EXERCISE AIM: Here are some records. Copy each one exactly.

────────────────────────────────────────

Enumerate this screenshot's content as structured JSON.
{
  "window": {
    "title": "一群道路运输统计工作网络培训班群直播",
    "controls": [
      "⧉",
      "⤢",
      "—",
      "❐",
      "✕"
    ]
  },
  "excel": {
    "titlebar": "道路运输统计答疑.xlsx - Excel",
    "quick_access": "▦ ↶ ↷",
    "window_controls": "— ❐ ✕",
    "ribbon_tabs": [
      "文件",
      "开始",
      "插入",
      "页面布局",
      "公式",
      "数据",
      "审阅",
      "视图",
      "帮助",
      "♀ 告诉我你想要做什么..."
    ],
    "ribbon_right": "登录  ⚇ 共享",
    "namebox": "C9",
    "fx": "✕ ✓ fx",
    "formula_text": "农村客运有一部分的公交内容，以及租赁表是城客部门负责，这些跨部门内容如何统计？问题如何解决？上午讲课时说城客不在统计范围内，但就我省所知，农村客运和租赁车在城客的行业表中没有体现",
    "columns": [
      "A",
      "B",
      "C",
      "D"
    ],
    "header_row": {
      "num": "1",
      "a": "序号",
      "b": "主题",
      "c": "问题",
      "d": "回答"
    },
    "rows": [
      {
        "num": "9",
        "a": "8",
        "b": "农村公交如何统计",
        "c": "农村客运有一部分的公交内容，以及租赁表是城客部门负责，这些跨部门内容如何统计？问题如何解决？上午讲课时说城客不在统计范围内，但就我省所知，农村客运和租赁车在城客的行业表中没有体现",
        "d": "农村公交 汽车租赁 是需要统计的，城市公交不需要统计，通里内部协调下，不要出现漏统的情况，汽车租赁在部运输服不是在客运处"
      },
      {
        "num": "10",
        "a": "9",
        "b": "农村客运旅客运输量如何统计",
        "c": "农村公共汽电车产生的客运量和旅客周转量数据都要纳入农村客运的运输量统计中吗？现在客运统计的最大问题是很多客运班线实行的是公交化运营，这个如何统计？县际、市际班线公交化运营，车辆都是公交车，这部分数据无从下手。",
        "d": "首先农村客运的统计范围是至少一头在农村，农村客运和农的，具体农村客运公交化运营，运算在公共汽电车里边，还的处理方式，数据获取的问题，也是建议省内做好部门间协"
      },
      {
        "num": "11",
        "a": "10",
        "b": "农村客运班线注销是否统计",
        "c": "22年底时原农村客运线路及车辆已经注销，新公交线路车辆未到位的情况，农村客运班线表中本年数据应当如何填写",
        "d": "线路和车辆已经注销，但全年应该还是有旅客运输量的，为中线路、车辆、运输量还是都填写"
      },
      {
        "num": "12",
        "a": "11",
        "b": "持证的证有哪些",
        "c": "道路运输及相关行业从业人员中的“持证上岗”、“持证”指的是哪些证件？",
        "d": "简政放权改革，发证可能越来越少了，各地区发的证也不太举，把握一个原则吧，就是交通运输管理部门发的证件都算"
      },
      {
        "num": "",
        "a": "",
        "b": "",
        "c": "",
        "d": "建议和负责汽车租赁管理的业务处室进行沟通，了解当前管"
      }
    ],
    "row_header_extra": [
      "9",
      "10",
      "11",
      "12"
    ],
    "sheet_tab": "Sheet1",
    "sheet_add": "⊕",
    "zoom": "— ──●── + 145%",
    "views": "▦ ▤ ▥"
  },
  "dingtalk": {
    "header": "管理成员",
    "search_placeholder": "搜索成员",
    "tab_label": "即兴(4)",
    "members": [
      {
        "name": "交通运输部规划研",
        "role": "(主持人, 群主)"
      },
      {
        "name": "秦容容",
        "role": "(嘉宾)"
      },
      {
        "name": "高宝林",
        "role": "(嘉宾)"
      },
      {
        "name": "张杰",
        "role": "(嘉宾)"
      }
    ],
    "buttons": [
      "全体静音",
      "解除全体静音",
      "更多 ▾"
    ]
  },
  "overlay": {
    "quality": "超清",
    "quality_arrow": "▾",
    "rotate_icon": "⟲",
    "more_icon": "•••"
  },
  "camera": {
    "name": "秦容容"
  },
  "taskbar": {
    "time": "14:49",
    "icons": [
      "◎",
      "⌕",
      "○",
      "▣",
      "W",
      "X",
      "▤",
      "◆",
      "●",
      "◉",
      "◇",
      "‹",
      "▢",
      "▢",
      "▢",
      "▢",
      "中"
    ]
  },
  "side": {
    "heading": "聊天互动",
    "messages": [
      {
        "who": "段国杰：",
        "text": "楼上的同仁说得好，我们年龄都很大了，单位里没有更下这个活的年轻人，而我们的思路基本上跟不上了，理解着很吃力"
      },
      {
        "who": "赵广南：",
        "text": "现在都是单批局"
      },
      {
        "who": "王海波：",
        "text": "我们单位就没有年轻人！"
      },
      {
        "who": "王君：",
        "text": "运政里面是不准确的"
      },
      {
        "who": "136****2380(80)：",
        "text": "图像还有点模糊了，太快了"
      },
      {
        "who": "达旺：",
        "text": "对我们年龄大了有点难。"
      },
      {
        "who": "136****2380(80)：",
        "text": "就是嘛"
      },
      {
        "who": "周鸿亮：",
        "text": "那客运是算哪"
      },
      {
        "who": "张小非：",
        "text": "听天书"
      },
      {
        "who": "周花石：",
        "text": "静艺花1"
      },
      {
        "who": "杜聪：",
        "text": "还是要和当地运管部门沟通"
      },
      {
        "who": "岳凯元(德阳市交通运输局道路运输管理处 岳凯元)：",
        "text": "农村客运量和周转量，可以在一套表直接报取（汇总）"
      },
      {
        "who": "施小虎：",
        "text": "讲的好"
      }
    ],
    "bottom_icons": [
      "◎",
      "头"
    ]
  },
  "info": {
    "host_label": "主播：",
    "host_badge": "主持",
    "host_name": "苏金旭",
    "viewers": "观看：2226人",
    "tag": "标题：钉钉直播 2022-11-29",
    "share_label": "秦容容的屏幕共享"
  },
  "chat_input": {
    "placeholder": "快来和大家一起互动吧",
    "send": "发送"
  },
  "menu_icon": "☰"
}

────────────────────────────────────────

THE REPLY:
Enumerate this screenshot's content as structured JSON.
{
  "window": {
    "title": "一群道路运输统计工作网络培训班群直播",
    "controls": [
      "⧉",
      "⤢",
      "—",
      "❐",
      "✕"
    ]
  },
  "excel": {
    "titlebar": "道路运输统计答疑.xlsx - Excel",
    "quick_access": "▦ ↶ ↷",
    "window_controls": "— ❐ ✕",
    "ribbon_tabs": [
      "文件",
      "开始",
      "插入",
      "页面布局",
      "公式",
      "数据",
      "审阅",
      "视图",
      "帮助",
      "♀ 告诉我你想要做什么..."
    ],
    "ribbon_right": "登录  ⚇ 共享",
    "namebox": "C9",
    "fx": "✕ ✓ fx",
    "formula_text": "农村客运有一部分的公交内容，以及租赁表是城客部门负责，这些跨部门内容如何统计？问题如何解决？上午讲课时说城客不在统计范围内，但就我省所知，农村客运和租赁车在城客的行业表中没有体现",
    "columns": [
      "A",
      "B",
      "C",
      "D"
    ],
    "header_row": {
      "num": "1",
      "a": "序号",
      "b": "主题",
      "c": "问题",
      "d": "回答"
    },
    "rows": [
      {
        "num": "9",
        "a": "8",
        "b": "农村公交如何统计",
        "c": "农村客运有一部分的公交内容，以及租赁表是城客部门负责，这些跨部门内容如何统计？问题如何解决？上午讲课时说城客不在统计范围内，但就我省所知，农村客运和租赁车在城客的行业表中没有体现",
        "d": "农村公交 汽车租赁 是需要统计的，城市公交不需要统计，通里内部协调下，不要出现漏统的情况，汽车租赁在部运输服不是在客运处"
      },
      {
        "num": "10",
        "a": "9",
        "b": "农村客运旅客运输量如何统计",
        "c": "农村公共汽电车产生的客运量和旅客周转量数据都要纳入农村客运的运输量统计中吗？现在客运统计的最大问题是很多客运班线实行的是公交化运营，这个如何统计？县际、市际班线公交化运营，车辆都是公交车，这部分数据无从下手。",
        "d": "首先农村客运的统计范围是至少一头在农村，农村客运和农的，具体农村客运公交化运营，运算在公共汽电车里边，还的处理方式，数据获取的问题，也是建议省内做好部门间协"
      },
      {
        "num": "11",
        "a": "10",
        "b": "农村客运班线注销是否统计",
        "c": "22年底时原农村客运线路及车辆已经注销，新公交线路车辆未到位的情况，农村客运班线表中本年数据应当如何填写",
        "d": "线路和车辆已经注销，但全年应该还是有旅客运输量的，为中线路、车辆、运输量还是都填写"
      },
      {
        "num": "12",
        "a": "11",
        "b": "持证的证有哪些",
        "c": "道路运输及相关行业从业人员中的“持证上岗”、“持证”指的是哪些证件？",
        "d": "简政放权改革，发证可能越来越少了，各地区发的证也不太举，把握一个原则吧，就是交通运输管理部门发的证件都算"
      },
      {
        "num": "",
        "a": "",
        "b": "",
        "c": "",
        "d": "建议和负责汽车租赁管理的业务处室进行沟通，了解当前管"
      }
    ],
    "row_header_extra": [
      "9",
      "10",
      "11",
      "12"
    ],
    "sheet_tab": "Sheet1",
    "sheet_add": "⊕",
    "zoom": "— ──●── + 145%",
    "views": "▦ ▤ ▥"
  },
  "dingtalk": {
    "header": "管理成员",
    "search_placeholder": "搜索成员",
    "tab_label": "即兴(4)",
    "members": [
      {
        "name": "交通运输部规划研",
        "role": "(主持人, 群主)"
      },
      {
        "name": "秦容容",
        "role": "(嘉宾)"
      },
      {
        "name": "高宝林",
        "role": "(嘉宾)"
      },
      {
        "name": "张杰",
        "role": "(嘉宾)"
      }
    ],
    "buttons": [
      "全体静音",
      "解除全体静音",
      "更多 ▾"
    ]
  },
  "overlay": {
    "quality": "超清",
    "quality_arrow": "▾",
    "rotate_icon": "⟲",
    "more_icon": "•••"
  },
  "camera": {
    "name": "秦容容"
  },
  "taskbar": {
    "time": "14:49",
    "icons": [
      "◎",
      "⌕",
      "○",
      "▣",
      "W",
      "X",
      "▤",
      "◆",
      "●",
      "◉",
      "◇",
      "‹",
      "▢",
      "▢",
      "▢",
      "▢",
      "中"
    ]
  },
  "side": {
    "heading": "聊天互动",
    "messages": [
      {
        "who": "段国杰：",
        "text": "楼上的同仁说得好，我们年龄都很大了，单位里没有更下这个活的年轻人，而我们的思路基本上跟不上了，理解着很吃力"
      },
      {
        "who": "赵广南：",
        "text": "现在都是单批局"
      },
      {
        "who": "王海波：",
        "text": "我们单位就没有年轻人！"
      },
      {
        "who": "王君：",
        "text": "运政里面是不准确的"
      },
      {
        "who": "136****2380(80)：",
        "text": "图像还有点模糊了，太快了"
      },
      {
        "who": "达旺：",
        "text": "对我们年龄大了有点难。"
      },
      {
        "who": "136****2380(80)：",
        "text": "就是嘛"
      },
      {
        "who": "周鸿亮：",
        "text": "那客运是算哪"
      },
      {
        "who": "张小非：",
        "text": "听天书"
      },
      {
        "who": "周花石：",
        "text": "静艺花1"
      },
      {
        "who": "杜聪：",
        "text": "还是要和当地运管部门沟通"
      },
      {
        "who": "岳凯元(德阳市交通运输局道路运输管理处 岳凯元)：",
        "text": "农村客运量和周转量，可以在一套表直接报取（汇总）"
      },
      {
        "who": "施小虎：",
        "text": "讲的好"
      }
    ],
    "bottom_icons": [
      "◎",
      "头"
    ]
  },
  "info": {
    "host_label": "主播：",
    "host_badge": "主持",
    "host_name": "苏金旭",
    "viewers": "观看：2226人",
    "tag": "标题：钉钉直播 2022-11-29",
    "share_label": "秦容容的屏幕共享"
  },
  "chat_input": {
    "placeholder": "快来和大家一起互动吧",
    "send": "发送"
  },
  "menu_icon": "☰"
}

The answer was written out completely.